Identify and pull out each line of the entries in which "equally" occurs.

Data records:
^^^^^^^^^^^^^^^^
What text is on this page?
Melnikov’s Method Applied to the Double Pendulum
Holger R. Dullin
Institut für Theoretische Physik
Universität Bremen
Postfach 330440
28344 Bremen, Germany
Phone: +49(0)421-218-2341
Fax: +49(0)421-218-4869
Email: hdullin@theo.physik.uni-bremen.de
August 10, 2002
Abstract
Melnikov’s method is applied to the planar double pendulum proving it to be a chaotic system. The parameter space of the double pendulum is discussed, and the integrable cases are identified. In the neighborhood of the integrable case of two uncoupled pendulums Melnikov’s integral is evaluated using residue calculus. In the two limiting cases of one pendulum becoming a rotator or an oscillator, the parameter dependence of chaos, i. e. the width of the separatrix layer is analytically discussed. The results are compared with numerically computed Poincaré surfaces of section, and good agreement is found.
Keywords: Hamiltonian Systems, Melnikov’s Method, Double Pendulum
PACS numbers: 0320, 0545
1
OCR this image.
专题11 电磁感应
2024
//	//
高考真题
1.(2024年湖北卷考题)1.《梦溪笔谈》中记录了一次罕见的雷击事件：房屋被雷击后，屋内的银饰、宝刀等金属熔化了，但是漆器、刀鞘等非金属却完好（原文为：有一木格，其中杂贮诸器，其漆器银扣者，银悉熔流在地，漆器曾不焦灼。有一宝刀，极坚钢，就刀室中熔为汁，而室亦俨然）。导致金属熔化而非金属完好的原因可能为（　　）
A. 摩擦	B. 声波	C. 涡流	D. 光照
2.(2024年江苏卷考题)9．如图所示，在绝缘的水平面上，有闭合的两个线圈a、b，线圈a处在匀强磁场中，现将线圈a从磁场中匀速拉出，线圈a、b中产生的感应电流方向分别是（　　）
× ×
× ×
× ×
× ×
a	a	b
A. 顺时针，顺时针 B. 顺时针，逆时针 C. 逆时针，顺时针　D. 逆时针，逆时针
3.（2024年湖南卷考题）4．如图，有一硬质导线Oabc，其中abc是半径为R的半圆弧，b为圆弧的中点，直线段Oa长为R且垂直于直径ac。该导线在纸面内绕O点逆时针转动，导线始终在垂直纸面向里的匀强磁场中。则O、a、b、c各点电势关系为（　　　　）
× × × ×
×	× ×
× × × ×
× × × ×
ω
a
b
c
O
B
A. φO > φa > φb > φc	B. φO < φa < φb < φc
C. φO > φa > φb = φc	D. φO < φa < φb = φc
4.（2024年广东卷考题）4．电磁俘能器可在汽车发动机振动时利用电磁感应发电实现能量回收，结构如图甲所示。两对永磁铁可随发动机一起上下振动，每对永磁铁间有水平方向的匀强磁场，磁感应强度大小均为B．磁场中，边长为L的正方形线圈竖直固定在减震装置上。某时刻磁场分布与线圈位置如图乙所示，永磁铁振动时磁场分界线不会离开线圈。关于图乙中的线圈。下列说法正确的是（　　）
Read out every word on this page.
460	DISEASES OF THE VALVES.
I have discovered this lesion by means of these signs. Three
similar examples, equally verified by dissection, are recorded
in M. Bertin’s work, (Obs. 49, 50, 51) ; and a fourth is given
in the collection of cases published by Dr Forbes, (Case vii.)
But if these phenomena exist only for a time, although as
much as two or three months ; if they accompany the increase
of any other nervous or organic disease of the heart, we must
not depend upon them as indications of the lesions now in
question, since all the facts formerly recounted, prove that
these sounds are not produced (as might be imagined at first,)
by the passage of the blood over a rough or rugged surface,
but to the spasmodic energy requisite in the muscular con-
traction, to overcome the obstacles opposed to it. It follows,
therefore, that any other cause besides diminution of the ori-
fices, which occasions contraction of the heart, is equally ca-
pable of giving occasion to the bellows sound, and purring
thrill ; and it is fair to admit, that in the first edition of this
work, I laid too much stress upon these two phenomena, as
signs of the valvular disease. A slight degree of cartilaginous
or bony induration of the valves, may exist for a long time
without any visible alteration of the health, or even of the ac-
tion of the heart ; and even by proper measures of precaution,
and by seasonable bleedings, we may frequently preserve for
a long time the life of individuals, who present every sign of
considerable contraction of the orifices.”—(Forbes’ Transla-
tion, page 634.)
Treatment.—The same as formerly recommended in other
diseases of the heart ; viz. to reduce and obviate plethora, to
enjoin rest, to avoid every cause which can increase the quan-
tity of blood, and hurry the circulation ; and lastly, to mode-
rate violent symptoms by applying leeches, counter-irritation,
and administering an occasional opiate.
^^^^^^^^^^^^^^^^
Answer -
similar examples, equally verified by dissection, are recorded
fices, which occasions contraction of the heart, is equally ca-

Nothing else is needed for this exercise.